((

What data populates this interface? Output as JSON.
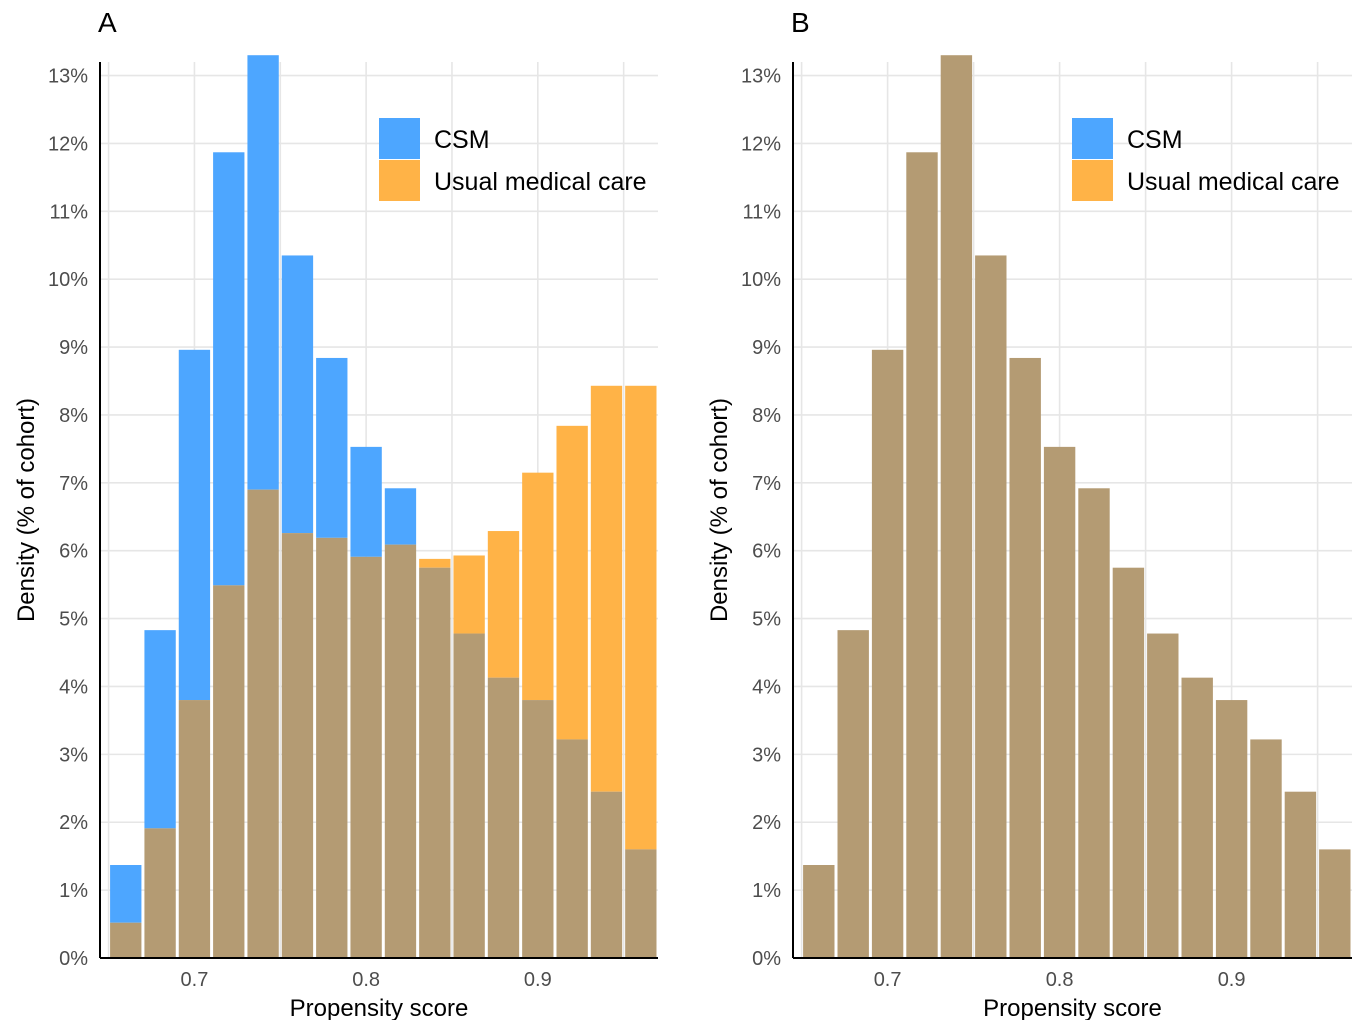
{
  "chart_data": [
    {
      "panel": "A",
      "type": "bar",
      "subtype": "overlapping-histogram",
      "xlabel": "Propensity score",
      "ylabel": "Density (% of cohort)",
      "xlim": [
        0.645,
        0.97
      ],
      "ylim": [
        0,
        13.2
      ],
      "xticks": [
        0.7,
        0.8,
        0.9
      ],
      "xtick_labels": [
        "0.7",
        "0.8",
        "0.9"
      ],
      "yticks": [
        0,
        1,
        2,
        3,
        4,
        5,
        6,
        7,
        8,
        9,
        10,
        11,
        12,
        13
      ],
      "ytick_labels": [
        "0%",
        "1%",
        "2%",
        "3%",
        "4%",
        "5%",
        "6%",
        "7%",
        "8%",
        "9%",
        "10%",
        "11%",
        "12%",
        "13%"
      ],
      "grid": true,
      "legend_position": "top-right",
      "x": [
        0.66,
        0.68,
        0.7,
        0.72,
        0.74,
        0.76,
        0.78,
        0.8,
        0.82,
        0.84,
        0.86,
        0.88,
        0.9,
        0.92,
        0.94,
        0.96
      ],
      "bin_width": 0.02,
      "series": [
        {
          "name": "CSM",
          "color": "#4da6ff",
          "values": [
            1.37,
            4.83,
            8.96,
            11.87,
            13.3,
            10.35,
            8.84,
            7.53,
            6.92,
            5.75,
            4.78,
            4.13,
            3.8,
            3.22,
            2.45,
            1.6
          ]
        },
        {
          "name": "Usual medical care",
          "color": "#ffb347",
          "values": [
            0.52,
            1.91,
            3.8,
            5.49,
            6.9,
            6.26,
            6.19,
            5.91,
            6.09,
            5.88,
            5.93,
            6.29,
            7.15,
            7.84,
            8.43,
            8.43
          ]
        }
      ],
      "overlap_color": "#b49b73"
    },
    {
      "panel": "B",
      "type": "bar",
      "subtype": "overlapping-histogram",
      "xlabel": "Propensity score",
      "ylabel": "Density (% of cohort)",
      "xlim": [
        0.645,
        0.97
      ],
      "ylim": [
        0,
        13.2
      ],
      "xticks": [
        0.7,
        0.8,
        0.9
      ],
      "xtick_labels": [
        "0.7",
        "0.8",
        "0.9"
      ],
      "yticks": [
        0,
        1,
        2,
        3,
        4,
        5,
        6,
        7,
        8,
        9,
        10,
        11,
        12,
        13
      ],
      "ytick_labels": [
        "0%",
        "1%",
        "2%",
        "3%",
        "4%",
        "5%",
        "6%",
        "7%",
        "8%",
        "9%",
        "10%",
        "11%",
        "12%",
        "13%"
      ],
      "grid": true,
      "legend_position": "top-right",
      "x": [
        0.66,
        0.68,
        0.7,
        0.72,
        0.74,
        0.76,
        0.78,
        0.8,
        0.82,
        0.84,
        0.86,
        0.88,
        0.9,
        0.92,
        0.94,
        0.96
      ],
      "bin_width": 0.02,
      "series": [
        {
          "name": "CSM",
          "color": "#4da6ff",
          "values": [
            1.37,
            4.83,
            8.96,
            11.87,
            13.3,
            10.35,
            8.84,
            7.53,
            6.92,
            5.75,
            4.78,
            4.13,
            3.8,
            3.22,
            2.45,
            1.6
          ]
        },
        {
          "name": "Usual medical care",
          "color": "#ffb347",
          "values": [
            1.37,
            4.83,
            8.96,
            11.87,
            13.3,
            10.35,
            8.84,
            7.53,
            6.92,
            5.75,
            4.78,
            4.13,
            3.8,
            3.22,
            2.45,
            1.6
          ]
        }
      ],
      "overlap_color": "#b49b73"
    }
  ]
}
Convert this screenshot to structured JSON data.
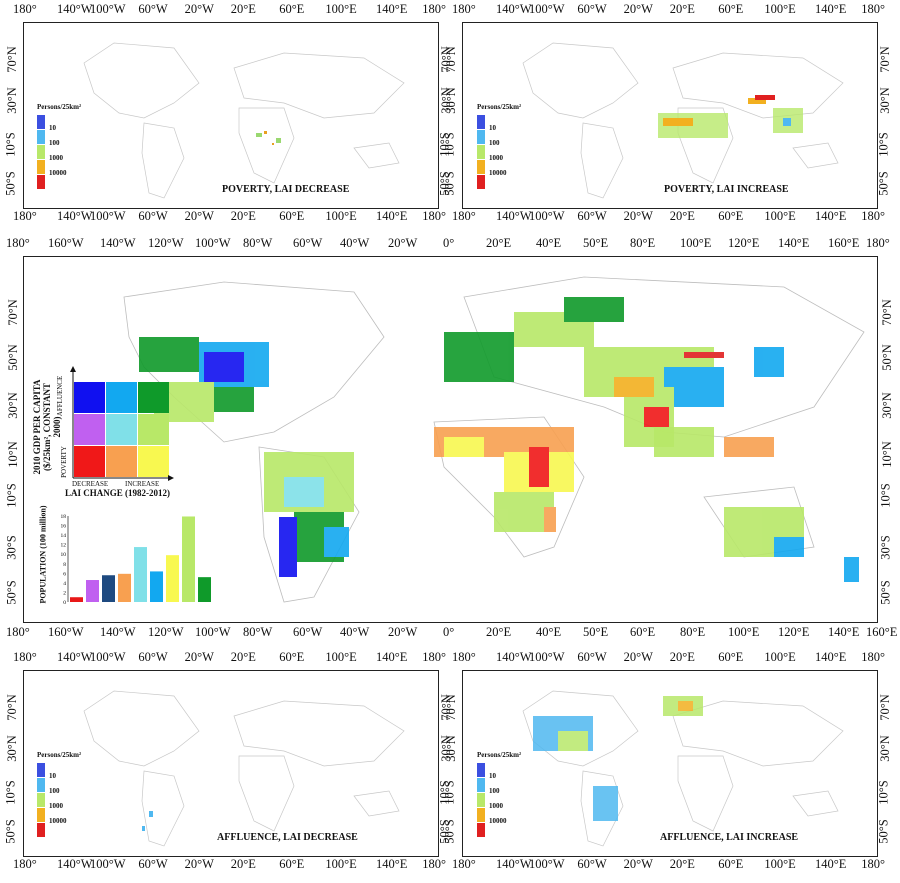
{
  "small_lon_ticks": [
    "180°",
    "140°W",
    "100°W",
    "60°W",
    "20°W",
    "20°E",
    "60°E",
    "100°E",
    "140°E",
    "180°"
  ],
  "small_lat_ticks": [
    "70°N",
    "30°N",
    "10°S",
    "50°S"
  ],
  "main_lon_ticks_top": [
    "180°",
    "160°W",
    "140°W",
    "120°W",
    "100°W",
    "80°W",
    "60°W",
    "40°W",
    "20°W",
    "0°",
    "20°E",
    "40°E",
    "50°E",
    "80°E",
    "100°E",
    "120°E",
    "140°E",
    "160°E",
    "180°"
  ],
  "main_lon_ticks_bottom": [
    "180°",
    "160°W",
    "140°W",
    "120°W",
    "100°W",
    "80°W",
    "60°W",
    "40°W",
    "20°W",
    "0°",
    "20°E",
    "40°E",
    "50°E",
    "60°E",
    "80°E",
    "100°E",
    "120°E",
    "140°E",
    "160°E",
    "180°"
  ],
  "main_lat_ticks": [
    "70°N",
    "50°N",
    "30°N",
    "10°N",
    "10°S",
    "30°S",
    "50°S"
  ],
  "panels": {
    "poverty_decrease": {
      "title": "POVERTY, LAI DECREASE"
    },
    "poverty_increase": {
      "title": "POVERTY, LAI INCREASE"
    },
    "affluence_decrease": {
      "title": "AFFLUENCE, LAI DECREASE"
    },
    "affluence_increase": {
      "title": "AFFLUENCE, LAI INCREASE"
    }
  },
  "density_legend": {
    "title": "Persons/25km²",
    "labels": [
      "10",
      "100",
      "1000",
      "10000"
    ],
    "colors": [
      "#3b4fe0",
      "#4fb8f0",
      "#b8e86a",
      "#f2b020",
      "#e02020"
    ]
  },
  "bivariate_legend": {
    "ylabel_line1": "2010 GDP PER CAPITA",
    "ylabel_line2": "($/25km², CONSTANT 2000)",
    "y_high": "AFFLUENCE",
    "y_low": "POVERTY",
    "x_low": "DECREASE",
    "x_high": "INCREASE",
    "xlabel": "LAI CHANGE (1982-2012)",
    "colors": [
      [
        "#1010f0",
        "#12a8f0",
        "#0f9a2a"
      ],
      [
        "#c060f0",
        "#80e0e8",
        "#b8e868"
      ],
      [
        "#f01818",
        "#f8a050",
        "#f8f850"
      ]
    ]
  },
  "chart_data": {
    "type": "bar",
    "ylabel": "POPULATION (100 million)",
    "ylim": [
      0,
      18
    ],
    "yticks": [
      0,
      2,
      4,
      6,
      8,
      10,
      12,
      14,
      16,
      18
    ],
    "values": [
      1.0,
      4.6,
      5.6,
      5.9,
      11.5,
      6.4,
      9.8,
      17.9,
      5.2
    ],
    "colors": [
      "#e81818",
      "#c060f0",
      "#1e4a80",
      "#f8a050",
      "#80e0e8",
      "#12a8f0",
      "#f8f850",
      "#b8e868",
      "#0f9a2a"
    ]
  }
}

))

● **EXERCISE PROMPT**: Exactly reproduce the entries above, minus the pictures.

● **RESPONSE BELOW**:
What data populates this interface? Output as JSON.
{
  "chart_data": [
    {
      "panel": "A",
      "type": "bar",
      "subtype": "overlapping-histogram",
      "xlabel": "Propensity score",
      "ylabel": "Density (% of cohort)",
      "xlim": [
        0.645,
        0.97
      ],
      "ylim": [
        0,
        13.2
      ],
      "xticks": [
        0.7,
        0.8,
        0.9
      ],
      "xtick_labels": [
        "0.7",
        "0.8",
        "0.9"
      ],
      "yticks": [
        0,
        1,
        2,
        3,
        4,
        5,
        6,
        7,
        8,
        9,
        10,
        11,
        12,
        13
      ],
      "ytick_labels": [
        "0%",
        "1%",
        "2%",
        "3%",
        "4%",
        "5%",
        "6%",
        "7%",
        "8%",
        "9%",
        "10%",
        "11%",
        "12%",
        "13%"
      ],
      "grid": true,
      "legend_position": "top-right",
      "x": [
        0.66,
        0.68,
        0.7,
        0.72,
        0.74,
        0.76,
        0.78,
        0.8,
        0.82,
        0.84,
        0.86,
        0.88,
        0.9,
        0.92,
        0.94,
        0.96
      ],
      "bin_width": 0.02,
      "series": [
        {
          "name": "CSM",
          "color": "#4da6ff",
          "values": [
            1.37,
            4.83,
            8.96,
            11.87,
            13.3,
            10.35,
            8.84,
            7.53,
            6.92,
            5.75,
            4.78,
            4.13,
            3.8,
            3.22,
            2.45,
            1.6
          ]
        },
        {
          "name": "Usual medical care",
          "color": "#ffb347",
          "values": [
            0.52,
            1.91,
            3.8,
            5.49,
            6.9,
            6.26,
            6.19,
            5.91,
            6.09,
            5.88,
            5.93,
            6.29,
            7.15,
            7.84,
            8.43,
            8.43
          ]
        }
      ],
      "overlap_color": "#b49b73"
    },
    {
      "panel": "B",
      "type": "bar",
      "subtype": "overlapping-histogram",
      "xlabel": "Propensity score",
      "ylabel": "Density (% of cohort)",
      "xlim": [
        0.645,
        0.97
      ],
      "ylim": [
        0,
        13.2
      ],
      "xticks": [
        0.7,
        0.8,
        0.9
      ],
      "xtick_labels": [
        "0.7",
        "0.8",
        "0.9"
      ],
      "yticks": [
        0,
        1,
        2,
        3,
        4,
        5,
        6,
        7,
        8,
        9,
        10,
        11,
        12,
        13
      ],
      "ytick_labels": [
        "0%",
        "1%",
        "2%",
        "3%",
        "4%",
        "5%",
        "6%",
        "7%",
        "8%",
        "9%",
        "10%",
        "11%",
        "12%",
        "13%"
      ],
      "grid": true,
      "legend_position": "top-right",
      "x": [
        0.66,
        0.68,
        0.7,
        0.72,
        0.74,
        0.76,
        0.78,
        0.8,
        0.82,
        0.84,
        0.86,
        0.88,
        0.9,
        0.92,
        0.94,
        0.96
      ],
      "bin_width": 0.02,
      "series": [
        {
          "name": "CSM",
          "color": "#4da6ff",
          "values": [
            1.37,
            4.83,
            8.96,
            11.87,
            13.3,
            10.35,
            8.84,
            7.53,
            6.92,
            5.75,
            4.78,
            4.13,
            3.8,
            3.22,
            2.45,
            1.6
          ]
        },
        {
          "name": "Usual medical care",
          "color": "#ffb347",
          "values": [
            1.37,
            4.83,
            8.96,
            11.87,
            13.3,
            10.35,
            8.84,
            7.53,
            6.92,
            5.75,
            4.78,
            4.13,
            3.8,
            3.22,
            2.45,
            1.6
          ]
        }
      ],
      "overlap_color": "#b49b73"
    }
  ]
}
Convert this screenshot to structured JSON data.
{
  "small_lon_ticks": [
    "180°",
    "140°W",
    "100°W",
    "60°W",
    "20°W",
    "20°E",
    "60°E",
    "100°E",
    "140°E",
    "180°"
  ],
  "small_lat_ticks": [
    "70°N",
    "30°N",
    "10°S",
    "50°S"
  ],
  "main_lon_ticks_top": [
    "180°",
    "160°W",
    "140°W",
    "120°W",
    "100°W",
    "80°W",
    "60°W",
    "40°W",
    "20°W",
    "0°",
    "20°E",
    "40°E",
    "50°E",
    "80°E",
    "100°E",
    "120°E",
    "140°E",
    "160°E",
    "180°"
  ],
  "main_lon_ticks_bottom": [
    "180°",
    "160°W",
    "140°W",
    "120°W",
    "100°W",
    "80°W",
    "60°W",
    "40°W",
    "20°W",
    "0°",
    "20°E",
    "40°E",
    "50°E",
    "60°E",
    "80°E",
    "100°E",
    "120°E",
    "140°E",
    "160°E",
    "180°"
  ],
  "main_lat_ticks": [
    "70°N",
    "50°N",
    "30°N",
    "10°N",
    "10°S",
    "30°S",
    "50°S"
  ],
  "panels": {
    "poverty_decrease": {
      "title": "POVERTY, LAI DECREASE"
    },
    "poverty_increase": {
      "title": "POVERTY, LAI INCREASE"
    },
    "affluence_decrease": {
      "title": "AFFLUENCE, LAI DECREASE"
    },
    "affluence_increase": {
      "title": "AFFLUENCE, LAI INCREASE"
    }
  },
  "density_legend": {
    "title": "Persons/25km²",
    "labels": [
      "10",
      "100",
      "1000",
      "10000"
    ],
    "colors": [
      "#3b4fe0",
      "#4fb8f0",
      "#b8e86a",
      "#f2b020",
      "#e02020"
    ]
  },
  "bivariate_legend": {
    "ylabel_line1": "2010 GDP PER CAPITA",
    "ylabel_line2": "($/25km², CONSTANT 2000)",
    "y_high": "AFFLUENCE",
    "y_low": "POVERTY",
    "x_low": "DECREASE",
    "x_high": "INCREASE",
    "xlabel": "LAI CHANGE (1982-2012)",
    "colors": [
      [
        "#1010f0",
        "#12a8f0",
        "#0f9a2a"
      ],
      [
        "#c060f0",
        "#80e0e8",
        "#b8e868"
      ],
      [
        "#f01818",
        "#f8a050",
        "#f8f850"
      ]
    ]
  },
  "chart_data": {
    "type": "bar",
    "ylabel": "POPULATION (100 million)",
    "ylim": [
      0,
      18
    ],
    "yticks": [
      0,
      2,
      4,
      6,
      8,
      10,
      12,
      14,
      16,
      18
    ],
    "values": [
      1.0,
      4.6,
      5.6,
      5.9,
      11.5,
      6.4,
      9.8,
      17.9,
      5.2
    ],
    "colors": [
      "#e81818",
      "#c060f0",
      "#1e4a80",
      "#f8a050",
      "#80e0e8",
      "#12a8f0",
      "#f8f850",
      "#b8e868",
      "#0f9a2a"
    ]
  }
}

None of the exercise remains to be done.